In your copy, reproduce the entries exactly as they are, minus the images.
+ + + + + + +
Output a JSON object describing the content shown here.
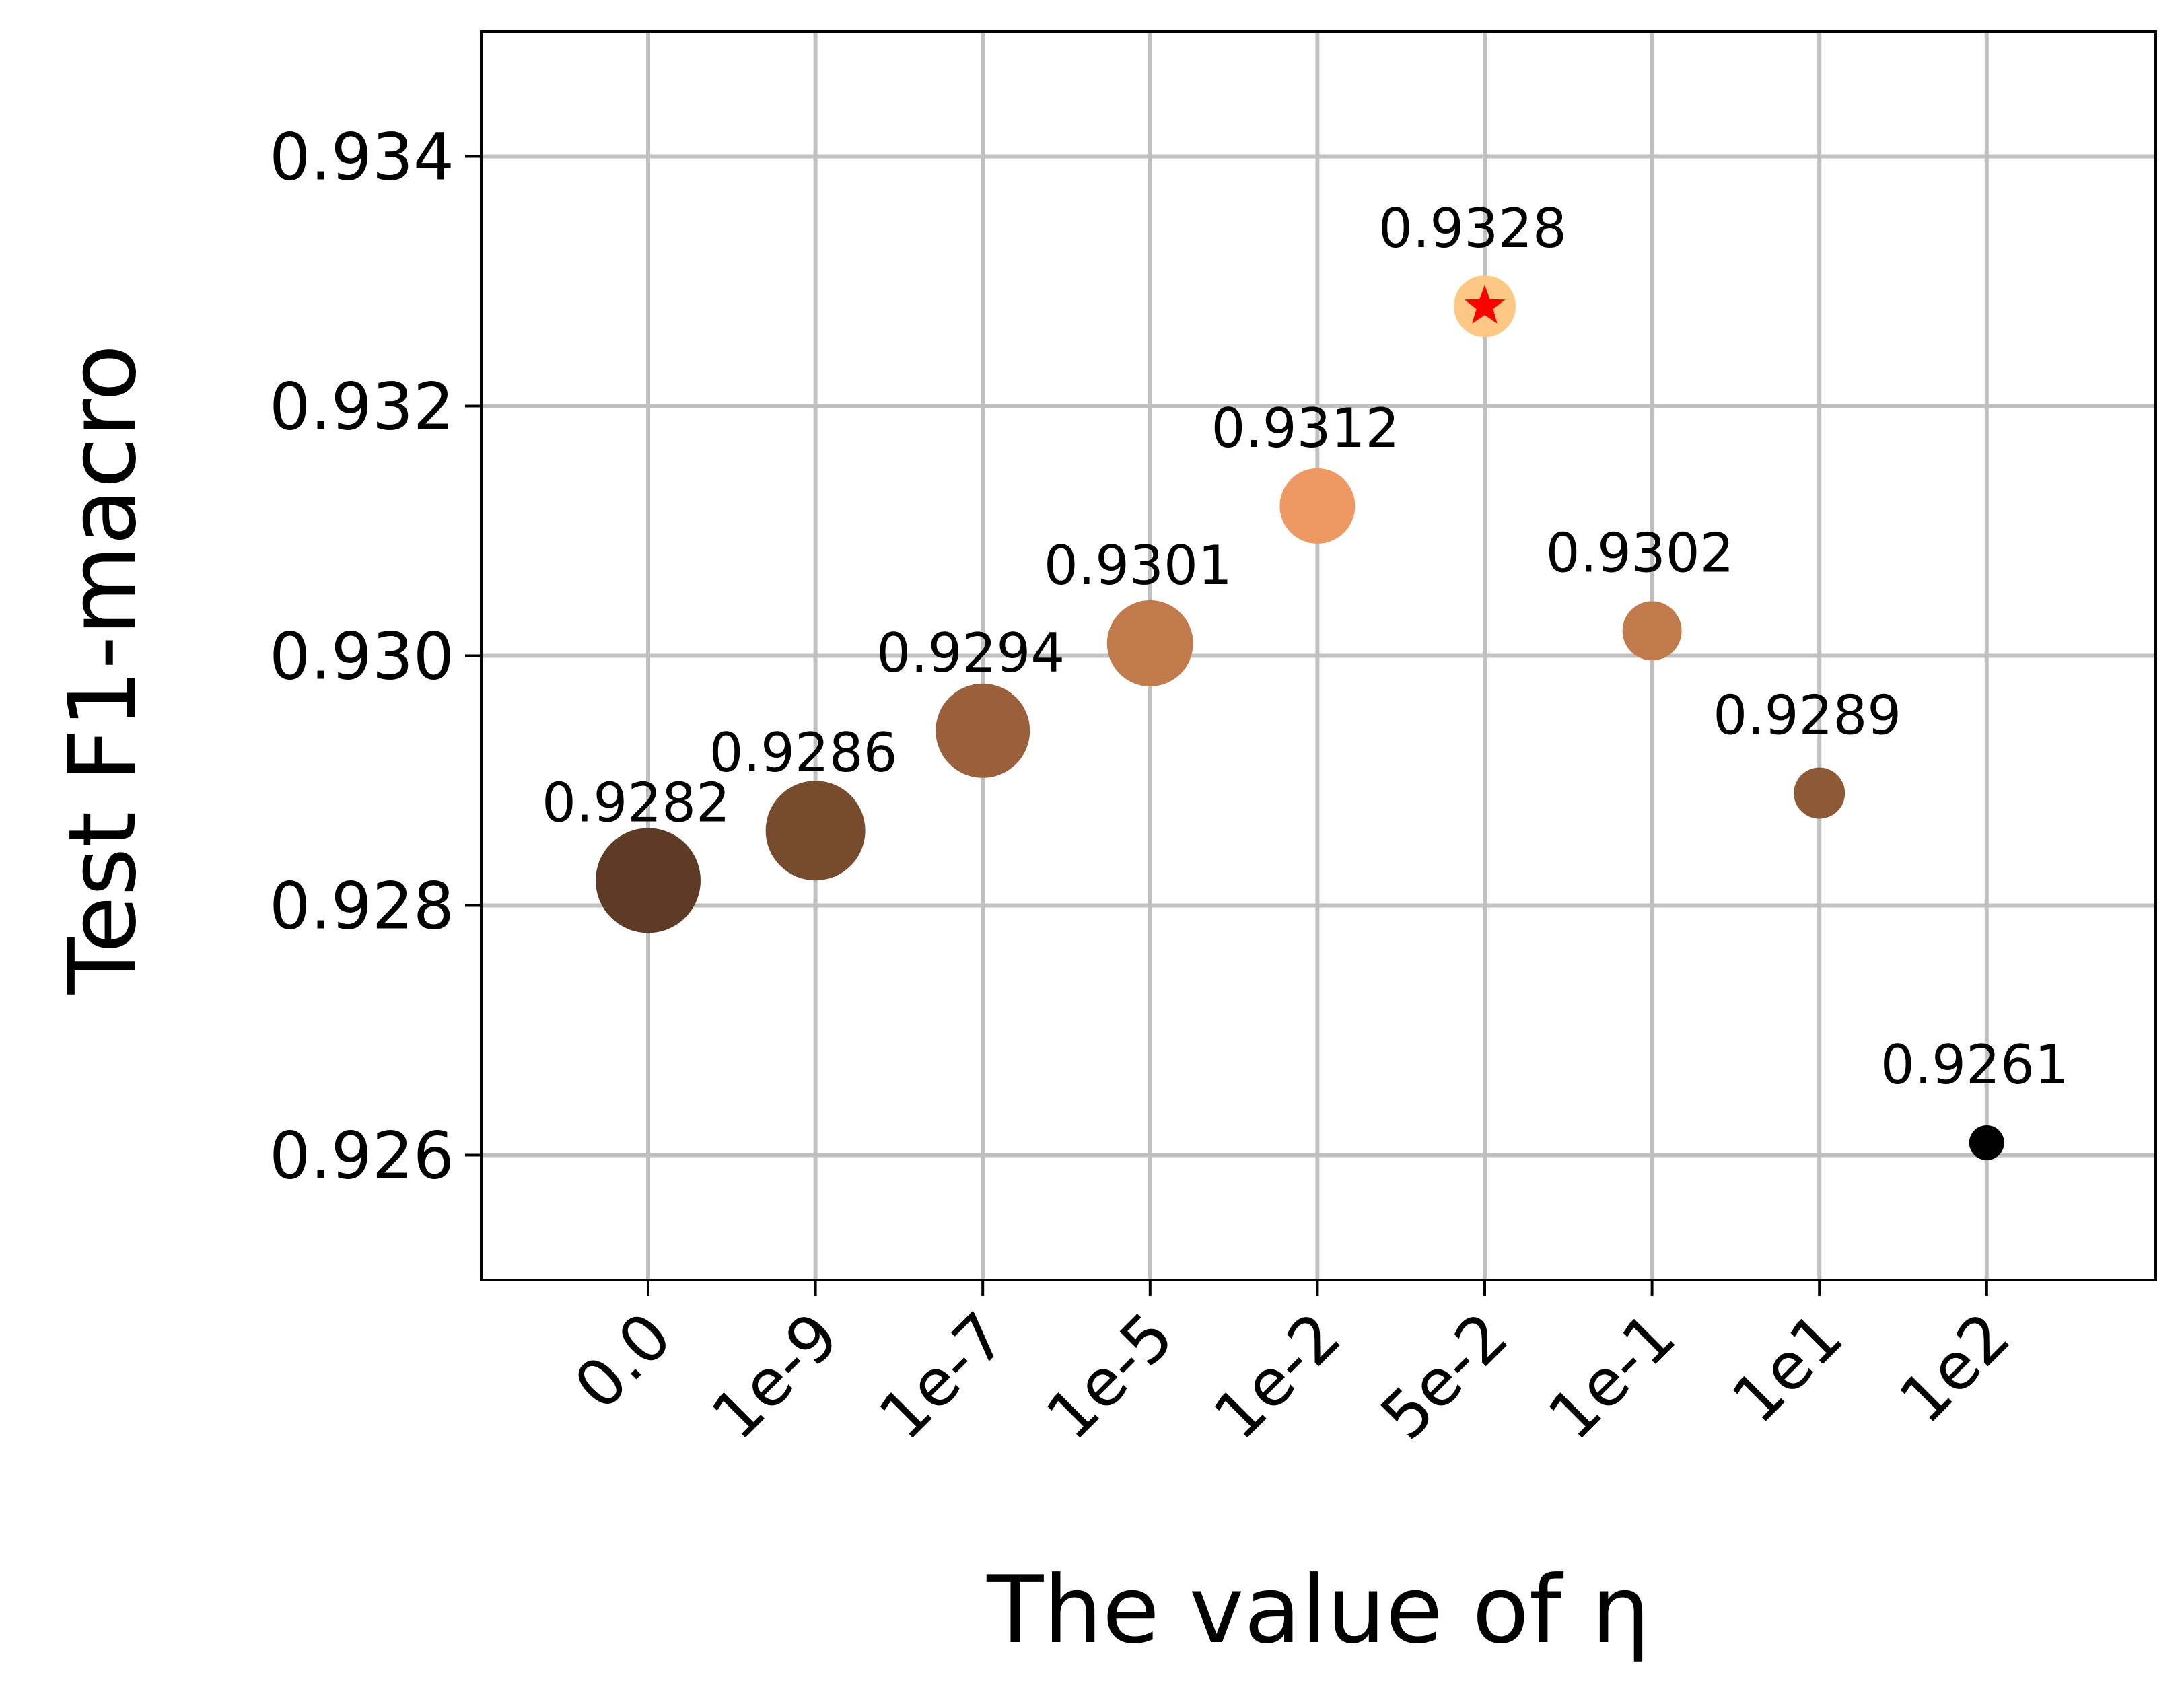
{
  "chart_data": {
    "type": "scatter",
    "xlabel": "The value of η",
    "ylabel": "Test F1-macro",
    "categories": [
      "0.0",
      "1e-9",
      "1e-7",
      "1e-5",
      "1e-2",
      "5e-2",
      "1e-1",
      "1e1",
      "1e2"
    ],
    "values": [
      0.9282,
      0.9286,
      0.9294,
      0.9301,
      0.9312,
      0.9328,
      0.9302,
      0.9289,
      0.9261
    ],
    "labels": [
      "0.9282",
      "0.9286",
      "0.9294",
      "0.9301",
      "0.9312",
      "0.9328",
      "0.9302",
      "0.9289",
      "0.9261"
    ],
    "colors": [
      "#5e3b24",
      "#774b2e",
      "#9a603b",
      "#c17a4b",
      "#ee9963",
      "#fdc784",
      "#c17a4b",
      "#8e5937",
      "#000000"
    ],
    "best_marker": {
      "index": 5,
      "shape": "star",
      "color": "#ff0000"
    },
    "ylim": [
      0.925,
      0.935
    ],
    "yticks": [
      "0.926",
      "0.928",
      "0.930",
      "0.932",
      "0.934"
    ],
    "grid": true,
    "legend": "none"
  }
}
+ + + + + + +
> Exercise answer:
Output a JSON object describing the content shown here.
{
  "chart_data": {
    "type": "scatter",
    "xlabel": "The value of η",
    "ylabel": "Test F1-macro",
    "categories": [
      "0.0",
      "1e-9",
      "1e-7",
      "1e-5",
      "1e-2",
      "5e-2",
      "1e-1",
      "1e1",
      "1e2"
    ],
    "values": [
      0.9282,
      0.9286,
      0.9294,
      0.9301,
      0.9312,
      0.9328,
      0.9302,
      0.9289,
      0.9261
    ],
    "labels": [
      "0.9282",
      "0.9286",
      "0.9294",
      "0.9301",
      "0.9312",
      "0.9328",
      "0.9302",
      "0.9289",
      "0.9261"
    ],
    "colors": [
      "#5e3b24",
      "#774b2e",
      "#9a603b",
      "#c17a4b",
      "#ee9963",
      "#fdc784",
      "#c17a4b",
      "#8e5937",
      "#000000"
    ],
    "best_marker": {
      "index": 5,
      "shape": "star",
      "color": "#ff0000"
    },
    "ylim": [
      0.925,
      0.935
    ],
    "yticks": [
      "0.926",
      "0.928",
      "0.930",
      "0.932",
      "0.934"
    ],
    "grid": true,
    "legend": "none"
  }
}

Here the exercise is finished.